**EXERCISE BRIEF:** Images are not part of the copy; transcribe all the data exactly.

**EXERCISE INPUT:**
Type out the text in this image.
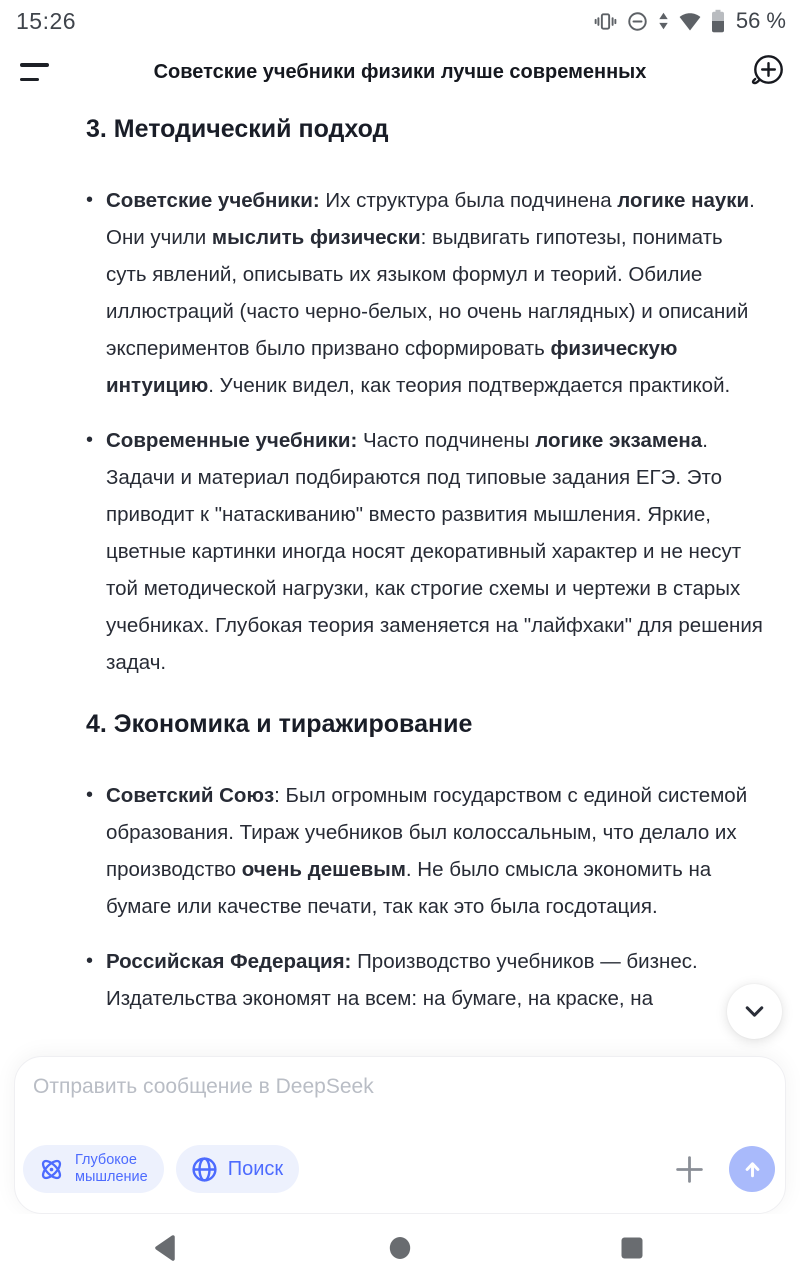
15:26	56 %
Советские учебники физики лучше современных
3. Методический подход
• Советские учебники: Их структура была подчинена логике науки. Они учили мыслить физически: выдвигать гипотезы, понимать суть явлений, описывать их языком формул и теорий. Обилие иллюстраций (часто черно-белых, но очень наглядных) и описаний экспериментов было призвано сформировать физическую интуицию. Ученик видел, как теория подтверждается практикой.
• Современные учебники: Часто подчинены логике экзамена. Задачи и материал подбираются под типовые задания ЕГЭ. Это приводит к "натаскиванию" вместо развития мышления. Яркие, цветные картинки иногда носят декоративный характер и не несут той методической нагрузки, как строгие схемы и чертежи в старых учебниках. Глубокая теория заменяется на "лайфхаки" для решения задач.
4. Экономика и тиражирование
• Советский Союз: Был огромным государством с единой системой образования. Тираж учебников был колоссальным, что делало их производство очень дешевым. Не было смысла экономить на бумаге или качестве печати, так как это была госдотация.
• Российская Федерация: Производство учебников — бизнес. Издательства экономят на всем: на бумаге, на краске, на
Отправить сообщение в DeepSeek
Глубокое
мышление	Поиск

**CORRECT RESPONSE:**
Type out the text in this image.
15:26	56 %
Советские учебники физики лучше современных
3. Методический подход
• Советские учебники: Их структура была подчинена логике науки. Они учили мыслить физически: выдвигать гипотезы, понимать суть явлений, описывать их языком формул и теорий. Обилие иллюстраций (часто черно-белых, но очень наглядных) и описаний экспериментов было призвано сформировать физическую интуицию. Ученик видел, как теория подтверждается практикой.
• Современные учебники: Часто подчинены логике экзамена. Задачи и материал подбираются под типовые задания ЕГЭ. Это приводит к "натаскиванию" вместо развития мышления. Яркие, цветные картинки иногда носят декоративный характер и не несут той методической нагрузки, как строгие схемы и чертежи в старых учебниках. Глубокая теория заменяется на "лайфхаки" для решения задач.
4. Экономика и тиражирование
• Советский Союз: Был огромным государством с единой системой образования. Тираж учебников был колоссальным, что делало их производство очень дешевым. Не было смысла экономить на бумаге или качестве печати, так как это была госдотация.
• Российская Федерация: Производство учебников — бизнес. Издательства экономят на всем: на бумаге, на краске, на
Отправить сообщение в DeepSeek
Глубокое
мышление	Поиск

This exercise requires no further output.